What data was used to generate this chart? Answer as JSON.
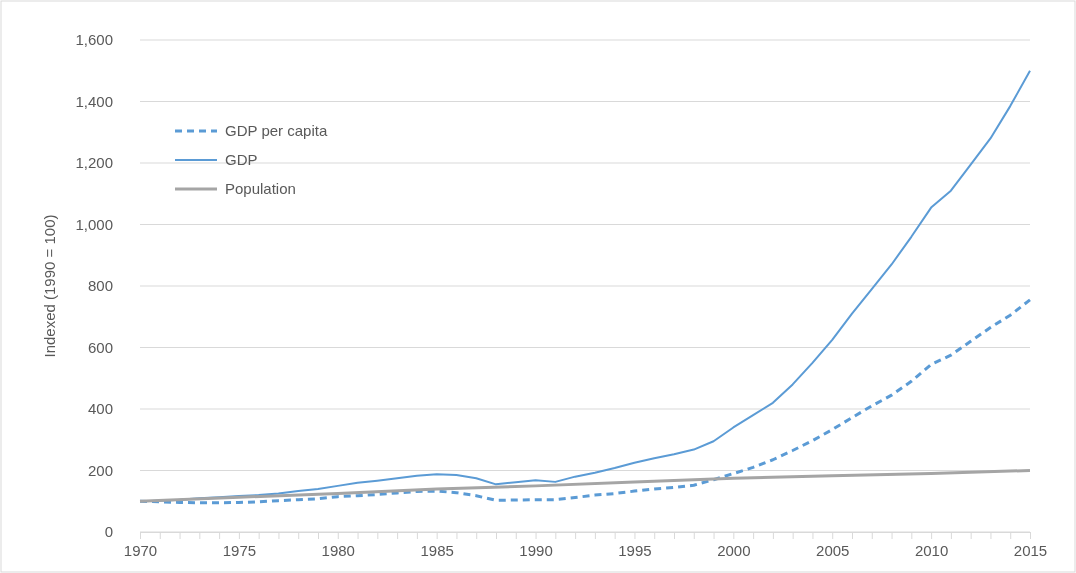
{
  "chart_data": {
    "type": "line",
    "ylabel": "Indexed (1990 = 100)",
    "xlim": [
      1970,
      2015
    ],
    "xticks": [
      1970,
      {
        "value": 1971,
        "label": null
      },
      {
        "value": 1972,
        "label": null
      },
      {
        "value": 1973,
        "label": null
      },
      {
        "value": 1974,
        "label": null
      },
      1975,
      {
        "value": 1976,
        "label": null
      },
      {
        "value": 1977,
        "label": null
      },
      {
        "value": 1978,
        "label": null
      },
      {
        "value": 1979,
        "label": null
      },
      1980,
      {
        "value": 1981,
        "label": null
      },
      {
        "value": 1982,
        "label": null
      },
      {
        "value": 1983,
        "label": null
      },
      {
        "value": 1984,
        "label": null
      },
      1985,
      {
        "value": 1986,
        "label": null
      },
      {
        "value": 1987,
        "label": null
      },
      {
        "value": 1988,
        "label": null
      },
      {
        "value": 1989,
        "label": null
      },
      1990,
      {
        "value": 1991,
        "label": null
      },
      {
        "value": 1992,
        "label": null
      },
      {
        "value": 1993,
        "label": null
      },
      {
        "value": 1994,
        "label": null
      },
      1995,
      {
        "value": 1996,
        "label": null
      },
      {
        "value": 1997,
        "label": null
      },
      {
        "value": 1998,
        "label": null
      },
      {
        "value": 1999,
        "label": null
      },
      2000,
      {
        "value": 2001,
        "label": null
      },
      {
        "value": 2002,
        "label": null
      },
      {
        "value": 2003,
        "label": null
      },
      {
        "value": 2004,
        "label": null
      },
      2005,
      {
        "value": 2006,
        "label": null
      },
      {
        "value": 2007,
        "label": null
      },
      {
        "value": 2008,
        "label": null
      },
      {
        "value": 2009,
        "label": null
      },
      2010,
      {
        "value": 2011,
        "label": null
      },
      {
        "value": 2012,
        "label": null
      },
      {
        "value": 2013,
        "label": null
      },
      {
        "value": 2014,
        "label": null
      },
      2015
    ],
    "ylim": [
      0,
      1600
    ],
    "yticks": [
      0,
      {
        "value": 200,
        "label": "200"
      },
      {
        "value": 400,
        "label": "400"
      },
      {
        "value": 600,
        "label": "600"
      },
      {
        "value": 800,
        "label": "800"
      },
      {
        "value": 1000,
        "label": "1,000"
      },
      {
        "value": 1200,
        "label": "1,200"
      },
      {
        "value": 1400,
        "label": "1,400"
      },
      {
        "value": 1600,
        "label": "1,600"
      }
    ],
    "grid": "y",
    "legend": "top left",
    "marker": "none",
    "x": [
      1970,
      1971,
      1972,
      1973,
      1974,
      1975,
      1976,
      1977,
      1978,
      1979,
      1980,
      1981,
      1982,
      1983,
      1984,
      1985,
      1986,
      1987,
      1988,
      1989,
      1990,
      1991,
      1992,
      1993,
      1994,
      1995,
      1996,
      1997,
      1998,
      1999,
      2000,
      2001,
      2002,
      2003,
      2004,
      2005,
      2006,
      2007,
      2008,
      2009,
      2010,
      2011,
      2012,
      2013,
      2014,
      2015
    ],
    "series": [
      {
        "name": "GDP per capita",
        "color": "#5b9bd5",
        "line_style": "dashed",
        "values": [
          100,
          98,
          96,
          95,
          95,
          96,
          98,
          102,
          105,
          108,
          115,
          118,
          122,
          127,
          132,
          133,
          128,
          118,
          103,
          104,
          105,
          105,
          112,
          120,
          125,
          133,
          140,
          145,
          152,
          170,
          190,
          210,
          235,
          265,
          297,
          333,
          372,
          410,
          445,
          490,
          545,
          575,
          620,
          665,
          705,
          755
        ]
      },
      {
        "name": "GDP",
        "color": "#5b9bd5",
        "line_style": "solid",
        "values": [
          100,
          102,
          105,
          110,
          113,
          117,
          120,
          125,
          133,
          140,
          150,
          160,
          167,
          175,
          183,
          188,
          185,
          175,
          155,
          162,
          168,
          163,
          180,
          193,
          208,
          225,
          240,
          253,
          268,
          295,
          340,
          380,
          420,
          480,
          550,
          625,
          710,
          790,
          870,
          960,
          1055,
          1110,
          1195,
          1280,
          1385,
          1500
        ]
      },
      {
        "name": "Population",
        "color": "#a5a5a5",
        "line_style": "solid",
        "x": [
          1970,
          1975,
          1980,
          1985,
          1990,
          1995,
          2000,
          2005,
          2010,
          2015
        ],
        "values": [
          100,
          113,
          125,
          140,
          150,
          163,
          175,
          183,
          190,
          200
        ]
      }
    ]
  }
}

------------------------------------------------------------

Restate the records word for word, omitting images.

EXERCISE RESULT:
What data was used to generate this chart? Answer as JSON.
{
  "chart_data": {
    "type": "line",
    "ylabel": "Indexed (1990 = 100)",
    "xlim": [
      1970,
      2015
    ],
    "xticks": [
      1970,
      {
        "value": 1971,
        "label": null
      },
      {
        "value": 1972,
        "label": null
      },
      {
        "value": 1973,
        "label": null
      },
      {
        "value": 1974,
        "label": null
      },
      1975,
      {
        "value": 1976,
        "label": null
      },
      {
        "value": 1977,
        "label": null
      },
      {
        "value": 1978,
        "label": null
      },
      {
        "value": 1979,
        "label": null
      },
      1980,
      {
        "value": 1981,
        "label": null
      },
      {
        "value": 1982,
        "label": null
      },
      {
        "value": 1983,
        "label": null
      },
      {
        "value": 1984,
        "label": null
      },
      1985,
      {
        "value": 1986,
        "label": null
      },
      {
        "value": 1987,
        "label": null
      },
      {
        "value": 1988,
        "label": null
      },
      {
        "value": 1989,
        "label": null
      },
      1990,
      {
        "value": 1991,
        "label": null
      },
      {
        "value": 1992,
        "label": null
      },
      {
        "value": 1993,
        "label": null
      },
      {
        "value": 1994,
        "label": null
      },
      1995,
      {
        "value": 1996,
        "label": null
      },
      {
        "value": 1997,
        "label": null
      },
      {
        "value": 1998,
        "label": null
      },
      {
        "value": 1999,
        "label": null
      },
      2000,
      {
        "value": 2001,
        "label": null
      },
      {
        "value": 2002,
        "label": null
      },
      {
        "value": 2003,
        "label": null
      },
      {
        "value": 2004,
        "label": null
      },
      2005,
      {
        "value": 2006,
        "label": null
      },
      {
        "value": 2007,
        "label": null
      },
      {
        "value": 2008,
        "label": null
      },
      {
        "value": 2009,
        "label": null
      },
      2010,
      {
        "value": 2011,
        "label": null
      },
      {
        "value": 2012,
        "label": null
      },
      {
        "value": 2013,
        "label": null
      },
      {
        "value": 2014,
        "label": null
      },
      2015
    ],
    "ylim": [
      0,
      1600
    ],
    "yticks": [
      0,
      {
        "value": 200,
        "label": "200"
      },
      {
        "value": 400,
        "label": "400"
      },
      {
        "value": 600,
        "label": "600"
      },
      {
        "value": 800,
        "label": "800"
      },
      {
        "value": 1000,
        "label": "1,000"
      },
      {
        "value": 1200,
        "label": "1,200"
      },
      {
        "value": 1400,
        "label": "1,400"
      },
      {
        "value": 1600,
        "label": "1,600"
      }
    ],
    "grid": "y",
    "legend": "top left",
    "marker": "none",
    "x": [
      1970,
      1971,
      1972,
      1973,
      1974,
      1975,
      1976,
      1977,
      1978,
      1979,
      1980,
      1981,
      1982,
      1983,
      1984,
      1985,
      1986,
      1987,
      1988,
      1989,
      1990,
      1991,
      1992,
      1993,
      1994,
      1995,
      1996,
      1997,
      1998,
      1999,
      2000,
      2001,
      2002,
      2003,
      2004,
      2005,
      2006,
      2007,
      2008,
      2009,
      2010,
      2011,
      2012,
      2013,
      2014,
      2015
    ],
    "series": [
      {
        "name": "GDP per capita",
        "color": "#5b9bd5",
        "line_style": "dashed",
        "values": [
          100,
          98,
          96,
          95,
          95,
          96,
          98,
          102,
          105,
          108,
          115,
          118,
          122,
          127,
          132,
          133,
          128,
          118,
          103,
          104,
          105,
          105,
          112,
          120,
          125,
          133,
          140,
          145,
          152,
          170,
          190,
          210,
          235,
          265,
          297,
          333,
          372,
          410,
          445,
          490,
          545,
          575,
          620,
          665,
          705,
          755
        ]
      },
      {
        "name": "GDP",
        "color": "#5b9bd5",
        "line_style": "solid",
        "values": [
          100,
          102,
          105,
          110,
          113,
          117,
          120,
          125,
          133,
          140,
          150,
          160,
          167,
          175,
          183,
          188,
          185,
          175,
          155,
          162,
          168,
          163,
          180,
          193,
          208,
          225,
          240,
          253,
          268,
          295,
          340,
          380,
          420,
          480,
          550,
          625,
          710,
          790,
          870,
          960,
          1055,
          1110,
          1195,
          1280,
          1385,
          1500
        ]
      },
      {
        "name": "Population",
        "color": "#a5a5a5",
        "line_style": "solid",
        "x": [
          1970,
          1975,
          1980,
          1985,
          1990,
          1995,
          2000,
          2005,
          2010,
          2015
        ],
        "values": [
          100,
          113,
          125,
          140,
          150,
          163,
          175,
          183,
          190,
          200
        ]
      }
    ]
  }
}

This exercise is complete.